■ **TASK STATEMENT**
Retype the records that come next, word for word.

■ **SUPPLIED MATERIAL**
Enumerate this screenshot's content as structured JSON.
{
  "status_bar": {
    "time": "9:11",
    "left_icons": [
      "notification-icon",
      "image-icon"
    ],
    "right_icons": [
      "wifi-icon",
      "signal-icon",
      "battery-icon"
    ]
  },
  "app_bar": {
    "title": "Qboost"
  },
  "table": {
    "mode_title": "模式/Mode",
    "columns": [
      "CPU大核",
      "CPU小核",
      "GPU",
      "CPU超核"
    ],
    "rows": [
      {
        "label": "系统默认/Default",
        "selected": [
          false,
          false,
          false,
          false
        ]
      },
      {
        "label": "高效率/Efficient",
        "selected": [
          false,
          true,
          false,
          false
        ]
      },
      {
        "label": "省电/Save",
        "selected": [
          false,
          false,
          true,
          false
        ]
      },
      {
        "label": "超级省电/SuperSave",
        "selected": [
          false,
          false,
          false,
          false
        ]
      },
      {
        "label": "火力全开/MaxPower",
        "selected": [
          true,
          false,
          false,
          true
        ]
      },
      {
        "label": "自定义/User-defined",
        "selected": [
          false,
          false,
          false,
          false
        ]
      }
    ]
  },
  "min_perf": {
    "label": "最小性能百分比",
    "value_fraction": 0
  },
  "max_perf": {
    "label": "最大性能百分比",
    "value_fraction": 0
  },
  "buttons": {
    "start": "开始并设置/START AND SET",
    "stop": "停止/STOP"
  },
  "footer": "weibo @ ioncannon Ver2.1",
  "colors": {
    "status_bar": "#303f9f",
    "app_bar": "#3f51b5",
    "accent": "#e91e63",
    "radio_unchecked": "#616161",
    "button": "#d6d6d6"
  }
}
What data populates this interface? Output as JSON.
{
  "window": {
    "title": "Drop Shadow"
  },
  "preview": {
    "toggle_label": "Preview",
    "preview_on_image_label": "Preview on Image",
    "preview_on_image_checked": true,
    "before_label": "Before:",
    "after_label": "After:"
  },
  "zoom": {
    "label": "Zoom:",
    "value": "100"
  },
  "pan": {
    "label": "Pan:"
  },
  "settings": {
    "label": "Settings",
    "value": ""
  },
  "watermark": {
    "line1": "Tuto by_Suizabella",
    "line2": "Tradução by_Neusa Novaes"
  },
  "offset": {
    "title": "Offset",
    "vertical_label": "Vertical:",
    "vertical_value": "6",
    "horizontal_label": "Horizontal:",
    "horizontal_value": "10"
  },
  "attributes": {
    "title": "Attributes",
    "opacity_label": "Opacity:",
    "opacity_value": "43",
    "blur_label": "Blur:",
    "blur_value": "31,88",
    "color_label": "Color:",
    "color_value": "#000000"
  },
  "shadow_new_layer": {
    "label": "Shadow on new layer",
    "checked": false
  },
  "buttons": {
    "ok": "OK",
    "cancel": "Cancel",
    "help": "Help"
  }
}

■ **ANSWER FOR THIS EXERCISE**
Enumerate this screenshot's content as structured JSON.
{
  "status_bar": {
    "time": "9:11",
    "left_icons": [
      "notification-icon",
      "image-icon"
    ],
    "right_icons": [
      "wifi-icon",
      "signal-icon",
      "battery-icon"
    ]
  },
  "app_bar": {
    "title": "Qboost"
  },
  "table": {
    "mode_title": "模式/Mode",
    "columns": [
      "CPU大核",
      "CPU小核",
      "GPU",
      "CPU超核"
    ],
    "rows": [
      {
        "label": "系统默认/Default",
        "selected": [
          false,
          false,
          false,
          false
        ]
      },
      {
        "label": "高效率/Efficient",
        "selected": [
          false,
          true,
          false,
          false
        ]
      },
      {
        "label": "省电/Save",
        "selected": [
          false,
          false,
          true,
          false
        ]
      },
      {
        "label": "超级省电/SuperSave",
        "selected": [
          false,
          false,
          false,
          false
        ]
      },
      {
        "label": "火力全开/MaxPower",
        "selected": [
          true,
          false,
          false,
          true
        ]
      },
      {
        "label": "自定义/User-defined",
        "selected": [
          false,
          false,
          false,
          false
        ]
      }
    ]
  },
  "min_perf": {
    "label": "最小性能百分比",
    "value_fraction": 0
  },
  "max_perf": {
    "label": "最大性能百分比",
    "value_fraction": 0
  },
  "buttons": {
    "start": "开始并设置/START AND SET",
    "stop": "停止/STOP"
  },
  "footer": "weibo @ ioncannon Ver2.1",
  "colors": {
    "status_bar": "#303f9f",
    "app_bar": "#3f51b5",
    "accent": "#e91e63",
    "radio_unchecked": "#616161",
    "button": "#d6d6d6"
  }
}
What data populates this interface? Output as JSON.
{
  "window": {
    "title": "Drop Shadow"
  },
  "preview": {
    "toggle_label": "Preview",
    "preview_on_image_label": "Preview on Image",
    "preview_on_image_checked": true,
    "before_label": "Before:",
    "after_label": "After:"
  },
  "zoom": {
    "label": "Zoom:",
    "value": "100"
  },
  "pan": {
    "label": "Pan:"
  },
  "settings": {
    "label": "Settings",
    "value": ""
  },
  "watermark": {
    "line1": "Tuto by_Suizabella",
    "line2": "Tradução by_Neusa Novaes"
  },
  "offset": {
    "title": "Offset",
    "vertical_label": "Vertical:",
    "vertical_value": "6",
    "horizontal_label": "Horizontal:",
    "horizontal_value": "10"
  },
  "attributes": {
    "title": "Attributes",
    "opacity_label": "Opacity:",
    "opacity_value": "43",
    "blur_label": "Blur:",
    "blur_value": "31,88",
    "color_label": "Color:",
    "color_value": "#000000"
  },
  "shadow_new_layer": {
    "label": "Shadow on new layer",
    "checked": false
  },
  "buttons": {
    "ok": "OK",
    "cancel": "Cancel",
    "help": "Help"
  }
}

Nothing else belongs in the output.